Exact transcription of the records is required.

▶ _INPUT DATA_
_ _ _ _ _

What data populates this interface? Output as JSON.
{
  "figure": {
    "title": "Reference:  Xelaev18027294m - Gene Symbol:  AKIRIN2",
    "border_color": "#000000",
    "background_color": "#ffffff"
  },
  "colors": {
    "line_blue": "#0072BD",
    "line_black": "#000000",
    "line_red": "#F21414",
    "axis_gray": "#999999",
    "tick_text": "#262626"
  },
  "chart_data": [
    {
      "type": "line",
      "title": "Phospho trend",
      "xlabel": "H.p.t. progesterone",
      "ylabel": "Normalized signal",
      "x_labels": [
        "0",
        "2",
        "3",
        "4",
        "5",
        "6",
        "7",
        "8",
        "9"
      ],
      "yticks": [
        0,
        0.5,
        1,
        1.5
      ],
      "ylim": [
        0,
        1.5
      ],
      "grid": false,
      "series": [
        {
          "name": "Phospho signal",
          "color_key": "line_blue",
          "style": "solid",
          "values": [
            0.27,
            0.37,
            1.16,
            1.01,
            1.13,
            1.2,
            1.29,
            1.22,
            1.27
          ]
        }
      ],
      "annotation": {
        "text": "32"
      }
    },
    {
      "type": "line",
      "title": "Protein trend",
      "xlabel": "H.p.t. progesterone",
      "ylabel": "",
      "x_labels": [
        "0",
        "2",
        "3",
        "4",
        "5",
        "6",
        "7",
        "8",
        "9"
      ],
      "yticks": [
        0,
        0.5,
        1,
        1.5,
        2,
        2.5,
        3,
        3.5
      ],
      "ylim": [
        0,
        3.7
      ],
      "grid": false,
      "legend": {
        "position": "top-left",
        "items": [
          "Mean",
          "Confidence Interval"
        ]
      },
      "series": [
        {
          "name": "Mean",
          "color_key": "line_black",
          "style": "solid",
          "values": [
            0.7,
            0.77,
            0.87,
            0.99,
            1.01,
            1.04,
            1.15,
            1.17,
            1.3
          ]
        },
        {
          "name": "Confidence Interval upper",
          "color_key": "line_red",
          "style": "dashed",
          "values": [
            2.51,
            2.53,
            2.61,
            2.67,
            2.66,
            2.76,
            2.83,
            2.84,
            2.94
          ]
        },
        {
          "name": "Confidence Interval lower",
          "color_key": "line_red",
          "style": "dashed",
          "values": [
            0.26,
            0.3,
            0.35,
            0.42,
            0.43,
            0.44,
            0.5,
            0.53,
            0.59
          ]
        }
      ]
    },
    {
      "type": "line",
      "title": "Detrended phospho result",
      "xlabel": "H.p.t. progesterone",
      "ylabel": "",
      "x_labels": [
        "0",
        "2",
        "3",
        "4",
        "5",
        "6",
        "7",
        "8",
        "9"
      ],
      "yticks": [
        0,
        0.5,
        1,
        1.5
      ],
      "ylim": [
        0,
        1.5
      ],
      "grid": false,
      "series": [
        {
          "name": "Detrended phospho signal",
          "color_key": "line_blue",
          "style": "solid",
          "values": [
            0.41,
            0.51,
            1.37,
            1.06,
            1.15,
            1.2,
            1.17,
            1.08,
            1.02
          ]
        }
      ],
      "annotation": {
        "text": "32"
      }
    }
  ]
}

_ _ _ _ _

▶ _WRITTEN ANSWER_
What data populates this interface? Output as JSON.
{
  "figure": {
    "title": "Reference:  Xelaev18027294m - Gene Symbol:  AKIRIN2",
    "border_color": "#000000",
    "background_color": "#ffffff"
  },
  "colors": {
    "line_blue": "#0072BD",
    "line_black": "#000000",
    "line_red": "#F21414",
    "axis_gray": "#999999",
    "tick_text": "#262626"
  },
  "chart_data": [
    {
      "type": "line",
      "title": "Phospho trend",
      "xlabel": "H.p.t. progesterone",
      "ylabel": "Normalized signal",
      "x_labels": [
        "0",
        "2",
        "3",
        "4",
        "5",
        "6",
        "7",
        "8",
        "9"
      ],
      "yticks": [
        0,
        0.5,
        1,
        1.5
      ],
      "ylim": [
        0,
        1.5
      ],
      "grid": false,
      "series": [
        {
          "name": "Phospho signal",
          "color_key": "line_blue",
          "style": "solid",
          "values": [
            0.27,
            0.37,
            1.16,
            1.01,
            1.13,
            1.2,
            1.29,
            1.22,
            1.27
          ]
        }
      ],
      "annotation": {
        "text": "32"
      }
    },
    {
      "type": "line",
      "title": "Protein trend",
      "xlabel": "H.p.t. progesterone",
      "ylabel": "",
      "x_labels": [
        "0",
        "2",
        "3",
        "4",
        "5",
        "6",
        "7",
        "8",
        "9"
      ],
      "yticks": [
        0,
        0.5,
        1,
        1.5,
        2,
        2.5,
        3,
        3.5
      ],
      "ylim": [
        0,
        3.7
      ],
      "grid": false,
      "legend": {
        "position": "top-left",
        "items": [
          "Mean",
          "Confidence Interval"
        ]
      },
      "series": [
        {
          "name": "Mean",
          "color_key": "line_black",
          "style": "solid",
          "values": [
            0.7,
            0.77,
            0.87,
            0.99,
            1.01,
            1.04,
            1.15,
            1.17,
            1.3
          ]
        },
        {
          "name": "Confidence Interval upper",
          "color_key": "line_red",
          "style": "dashed",
          "values": [
            2.51,
            2.53,
            2.61,
            2.67,
            2.66,
            2.76,
            2.83,
            2.84,
            2.94
          ]
        },
        {
          "name": "Confidence Interval lower",
          "color_key": "line_red",
          "style": "dashed",
          "values": [
            0.26,
            0.3,
            0.35,
            0.42,
            0.43,
            0.44,
            0.5,
            0.53,
            0.59
          ]
        }
      ]
    },
    {
      "type": "line",
      "title": "Detrended phospho result",
      "xlabel": "H.p.t. progesterone",
      "ylabel": "",
      "x_labels": [
        "0",
        "2",
        "3",
        "4",
        "5",
        "6",
        "7",
        "8",
        "9"
      ],
      "yticks": [
        0,
        0.5,
        1,
        1.5
      ],
      "ylim": [
        0,
        1.5
      ],
      "grid": false,
      "series": [
        {
          "name": "Detrended phospho signal",
          "color_key": "line_blue",
          "style": "solid",
          "values": [
            0.41,
            0.51,
            1.37,
            1.06,
            1.15,
            1.2,
            1.17,
            1.08,
            1.02
          ]
        }
      ],
      "annotation": {
        "text": "32"
      }
    }
  ]
}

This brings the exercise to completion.